■ Work to be completed:
Report, as a bare number, how many lines contain the string "values".

■ Data records:
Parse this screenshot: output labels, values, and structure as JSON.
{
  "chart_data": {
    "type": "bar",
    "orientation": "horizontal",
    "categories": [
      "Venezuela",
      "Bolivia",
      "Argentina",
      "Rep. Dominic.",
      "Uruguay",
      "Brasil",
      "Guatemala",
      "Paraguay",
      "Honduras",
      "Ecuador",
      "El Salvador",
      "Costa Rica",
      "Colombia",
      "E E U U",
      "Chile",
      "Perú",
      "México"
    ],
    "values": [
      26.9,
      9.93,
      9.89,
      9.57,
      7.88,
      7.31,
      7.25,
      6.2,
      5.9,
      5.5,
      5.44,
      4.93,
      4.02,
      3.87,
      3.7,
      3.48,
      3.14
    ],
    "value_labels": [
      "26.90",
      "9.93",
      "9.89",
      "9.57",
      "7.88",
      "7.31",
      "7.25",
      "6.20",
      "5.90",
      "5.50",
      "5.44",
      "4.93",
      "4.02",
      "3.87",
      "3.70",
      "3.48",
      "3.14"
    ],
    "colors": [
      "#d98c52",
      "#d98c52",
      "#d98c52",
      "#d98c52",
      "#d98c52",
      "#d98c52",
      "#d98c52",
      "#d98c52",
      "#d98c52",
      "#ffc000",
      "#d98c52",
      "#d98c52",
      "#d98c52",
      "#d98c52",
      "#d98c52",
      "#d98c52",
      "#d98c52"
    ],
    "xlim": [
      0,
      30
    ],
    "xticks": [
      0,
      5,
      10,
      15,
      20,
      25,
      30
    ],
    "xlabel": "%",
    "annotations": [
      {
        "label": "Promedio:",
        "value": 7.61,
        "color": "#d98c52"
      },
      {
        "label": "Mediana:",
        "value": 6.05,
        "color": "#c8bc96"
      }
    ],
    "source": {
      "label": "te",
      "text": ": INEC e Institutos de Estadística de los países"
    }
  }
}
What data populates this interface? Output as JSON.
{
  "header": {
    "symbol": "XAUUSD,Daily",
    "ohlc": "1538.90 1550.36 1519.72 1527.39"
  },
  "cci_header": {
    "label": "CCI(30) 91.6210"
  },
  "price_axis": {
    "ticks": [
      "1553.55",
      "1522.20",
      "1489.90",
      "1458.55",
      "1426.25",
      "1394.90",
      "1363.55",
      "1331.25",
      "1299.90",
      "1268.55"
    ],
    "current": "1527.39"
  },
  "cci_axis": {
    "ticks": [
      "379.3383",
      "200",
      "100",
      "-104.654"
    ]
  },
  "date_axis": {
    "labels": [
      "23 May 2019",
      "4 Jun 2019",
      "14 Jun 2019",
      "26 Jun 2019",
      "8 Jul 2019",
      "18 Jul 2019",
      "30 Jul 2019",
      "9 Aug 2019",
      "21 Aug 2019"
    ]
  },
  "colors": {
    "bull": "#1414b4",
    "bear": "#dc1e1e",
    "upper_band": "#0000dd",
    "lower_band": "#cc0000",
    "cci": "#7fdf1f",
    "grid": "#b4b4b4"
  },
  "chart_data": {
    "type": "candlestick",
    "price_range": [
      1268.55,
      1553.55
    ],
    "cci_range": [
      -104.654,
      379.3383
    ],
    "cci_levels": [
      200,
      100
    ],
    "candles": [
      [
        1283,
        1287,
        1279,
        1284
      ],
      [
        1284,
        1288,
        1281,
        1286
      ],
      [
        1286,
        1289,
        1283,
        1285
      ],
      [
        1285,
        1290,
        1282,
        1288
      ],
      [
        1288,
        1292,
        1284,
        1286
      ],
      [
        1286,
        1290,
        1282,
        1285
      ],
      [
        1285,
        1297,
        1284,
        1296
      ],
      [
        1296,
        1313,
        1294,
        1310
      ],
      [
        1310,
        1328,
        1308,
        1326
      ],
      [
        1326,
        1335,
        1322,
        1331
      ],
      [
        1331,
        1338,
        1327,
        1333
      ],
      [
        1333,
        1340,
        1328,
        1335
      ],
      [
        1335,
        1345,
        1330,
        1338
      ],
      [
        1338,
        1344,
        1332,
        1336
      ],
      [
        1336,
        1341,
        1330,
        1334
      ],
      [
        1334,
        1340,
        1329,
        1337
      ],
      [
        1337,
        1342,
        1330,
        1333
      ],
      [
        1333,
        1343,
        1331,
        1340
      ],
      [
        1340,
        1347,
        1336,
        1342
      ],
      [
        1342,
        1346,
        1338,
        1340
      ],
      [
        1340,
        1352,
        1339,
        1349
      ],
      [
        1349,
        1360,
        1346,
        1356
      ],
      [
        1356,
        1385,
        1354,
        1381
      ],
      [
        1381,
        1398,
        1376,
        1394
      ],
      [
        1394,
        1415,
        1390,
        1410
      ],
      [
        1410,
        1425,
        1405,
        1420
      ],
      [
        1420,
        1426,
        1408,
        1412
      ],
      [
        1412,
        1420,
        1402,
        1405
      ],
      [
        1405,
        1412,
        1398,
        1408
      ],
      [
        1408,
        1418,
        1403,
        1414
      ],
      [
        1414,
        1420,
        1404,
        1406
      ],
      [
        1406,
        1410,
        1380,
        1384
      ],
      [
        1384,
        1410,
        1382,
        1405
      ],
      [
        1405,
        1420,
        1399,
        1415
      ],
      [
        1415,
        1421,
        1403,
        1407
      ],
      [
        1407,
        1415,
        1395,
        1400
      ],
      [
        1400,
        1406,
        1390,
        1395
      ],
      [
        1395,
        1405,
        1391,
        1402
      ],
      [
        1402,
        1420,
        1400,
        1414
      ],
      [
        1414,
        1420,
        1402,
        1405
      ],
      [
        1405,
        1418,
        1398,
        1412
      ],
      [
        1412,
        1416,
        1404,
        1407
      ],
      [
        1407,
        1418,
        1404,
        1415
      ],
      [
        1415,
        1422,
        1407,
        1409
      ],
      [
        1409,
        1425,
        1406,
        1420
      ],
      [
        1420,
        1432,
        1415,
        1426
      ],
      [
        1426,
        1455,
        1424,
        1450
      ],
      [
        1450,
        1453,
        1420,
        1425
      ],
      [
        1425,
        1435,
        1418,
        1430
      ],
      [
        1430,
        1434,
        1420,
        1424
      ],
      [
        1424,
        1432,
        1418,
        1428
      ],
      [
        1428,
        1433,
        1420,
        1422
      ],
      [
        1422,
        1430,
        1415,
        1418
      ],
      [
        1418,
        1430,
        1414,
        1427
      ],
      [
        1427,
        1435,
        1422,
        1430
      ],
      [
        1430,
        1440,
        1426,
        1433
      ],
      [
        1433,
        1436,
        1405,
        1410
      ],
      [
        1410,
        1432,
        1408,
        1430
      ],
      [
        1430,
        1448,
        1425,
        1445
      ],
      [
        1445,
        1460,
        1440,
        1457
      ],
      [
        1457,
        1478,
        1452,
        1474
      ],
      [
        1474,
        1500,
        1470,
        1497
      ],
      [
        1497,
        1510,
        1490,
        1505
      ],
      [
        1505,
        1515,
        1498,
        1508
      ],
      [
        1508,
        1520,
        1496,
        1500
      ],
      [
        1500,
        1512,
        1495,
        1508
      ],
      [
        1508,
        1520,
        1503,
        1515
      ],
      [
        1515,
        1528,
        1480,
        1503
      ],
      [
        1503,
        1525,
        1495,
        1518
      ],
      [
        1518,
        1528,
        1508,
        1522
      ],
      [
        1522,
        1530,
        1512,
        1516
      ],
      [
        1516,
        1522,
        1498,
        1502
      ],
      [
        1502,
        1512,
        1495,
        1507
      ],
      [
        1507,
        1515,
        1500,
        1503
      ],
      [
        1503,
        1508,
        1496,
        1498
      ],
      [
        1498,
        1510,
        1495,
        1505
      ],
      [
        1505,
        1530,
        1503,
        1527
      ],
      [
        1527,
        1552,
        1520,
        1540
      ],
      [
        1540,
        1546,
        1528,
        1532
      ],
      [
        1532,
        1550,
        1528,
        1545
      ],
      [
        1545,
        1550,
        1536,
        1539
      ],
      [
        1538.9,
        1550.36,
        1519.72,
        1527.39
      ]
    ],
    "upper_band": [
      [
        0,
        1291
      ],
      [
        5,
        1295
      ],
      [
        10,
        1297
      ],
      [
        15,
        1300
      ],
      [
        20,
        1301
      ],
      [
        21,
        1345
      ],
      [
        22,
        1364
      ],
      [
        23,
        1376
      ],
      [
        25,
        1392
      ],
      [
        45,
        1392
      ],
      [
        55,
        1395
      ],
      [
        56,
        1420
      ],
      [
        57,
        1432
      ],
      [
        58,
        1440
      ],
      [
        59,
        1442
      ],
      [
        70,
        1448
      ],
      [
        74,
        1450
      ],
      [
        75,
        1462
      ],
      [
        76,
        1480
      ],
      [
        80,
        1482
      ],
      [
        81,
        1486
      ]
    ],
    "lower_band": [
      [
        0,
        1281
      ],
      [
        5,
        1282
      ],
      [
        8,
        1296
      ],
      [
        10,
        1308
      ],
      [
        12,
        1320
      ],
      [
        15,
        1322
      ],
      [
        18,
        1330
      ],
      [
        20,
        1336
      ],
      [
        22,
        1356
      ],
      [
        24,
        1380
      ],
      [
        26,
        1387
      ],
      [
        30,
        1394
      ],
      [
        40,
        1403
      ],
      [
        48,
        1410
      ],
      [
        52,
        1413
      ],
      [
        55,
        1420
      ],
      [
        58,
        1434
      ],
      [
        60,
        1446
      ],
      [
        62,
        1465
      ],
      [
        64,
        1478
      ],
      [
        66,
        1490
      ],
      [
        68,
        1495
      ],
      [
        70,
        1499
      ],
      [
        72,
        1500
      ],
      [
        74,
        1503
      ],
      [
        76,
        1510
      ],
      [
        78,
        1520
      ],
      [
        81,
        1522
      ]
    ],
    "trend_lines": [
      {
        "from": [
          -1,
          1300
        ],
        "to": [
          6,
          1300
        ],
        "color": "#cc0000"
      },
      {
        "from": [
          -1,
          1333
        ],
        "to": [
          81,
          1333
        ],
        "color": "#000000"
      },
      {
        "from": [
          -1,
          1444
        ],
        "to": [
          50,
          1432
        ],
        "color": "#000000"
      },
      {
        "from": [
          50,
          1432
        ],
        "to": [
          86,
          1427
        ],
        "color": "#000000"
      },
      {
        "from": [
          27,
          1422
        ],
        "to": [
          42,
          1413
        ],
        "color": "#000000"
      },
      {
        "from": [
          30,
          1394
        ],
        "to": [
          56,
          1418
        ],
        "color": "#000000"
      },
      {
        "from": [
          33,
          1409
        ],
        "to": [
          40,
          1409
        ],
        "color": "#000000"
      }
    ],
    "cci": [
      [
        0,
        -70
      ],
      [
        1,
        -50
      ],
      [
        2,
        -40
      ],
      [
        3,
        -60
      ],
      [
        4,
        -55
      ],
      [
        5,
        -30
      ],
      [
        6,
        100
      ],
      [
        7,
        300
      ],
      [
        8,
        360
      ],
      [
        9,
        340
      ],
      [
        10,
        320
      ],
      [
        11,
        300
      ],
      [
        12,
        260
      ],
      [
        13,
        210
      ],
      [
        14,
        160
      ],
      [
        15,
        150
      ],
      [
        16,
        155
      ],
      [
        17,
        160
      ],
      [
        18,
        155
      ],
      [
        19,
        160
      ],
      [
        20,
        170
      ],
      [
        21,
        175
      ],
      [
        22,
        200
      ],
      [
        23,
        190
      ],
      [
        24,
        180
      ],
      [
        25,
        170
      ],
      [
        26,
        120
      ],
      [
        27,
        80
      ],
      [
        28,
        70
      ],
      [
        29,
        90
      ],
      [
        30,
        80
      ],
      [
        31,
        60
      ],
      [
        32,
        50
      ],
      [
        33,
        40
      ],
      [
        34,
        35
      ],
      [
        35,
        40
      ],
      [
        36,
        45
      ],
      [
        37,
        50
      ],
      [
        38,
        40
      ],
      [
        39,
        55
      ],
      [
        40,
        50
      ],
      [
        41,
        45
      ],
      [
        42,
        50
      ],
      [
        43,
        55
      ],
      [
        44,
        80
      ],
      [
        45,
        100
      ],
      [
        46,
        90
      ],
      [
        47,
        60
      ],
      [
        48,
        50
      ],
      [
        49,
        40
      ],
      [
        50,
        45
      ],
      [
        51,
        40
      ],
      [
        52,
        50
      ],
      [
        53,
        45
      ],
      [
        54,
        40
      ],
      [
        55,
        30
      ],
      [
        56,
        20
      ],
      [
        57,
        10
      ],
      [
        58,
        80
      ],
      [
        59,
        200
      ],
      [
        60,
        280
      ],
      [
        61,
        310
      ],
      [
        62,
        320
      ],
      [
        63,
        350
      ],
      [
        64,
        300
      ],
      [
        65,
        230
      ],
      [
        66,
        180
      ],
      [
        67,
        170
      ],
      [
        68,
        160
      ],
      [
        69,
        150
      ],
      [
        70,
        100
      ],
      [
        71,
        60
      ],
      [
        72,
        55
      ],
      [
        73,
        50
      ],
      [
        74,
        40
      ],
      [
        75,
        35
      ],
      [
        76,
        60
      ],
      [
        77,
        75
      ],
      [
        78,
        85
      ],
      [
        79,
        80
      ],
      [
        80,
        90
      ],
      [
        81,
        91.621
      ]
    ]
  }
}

■ Task result:
2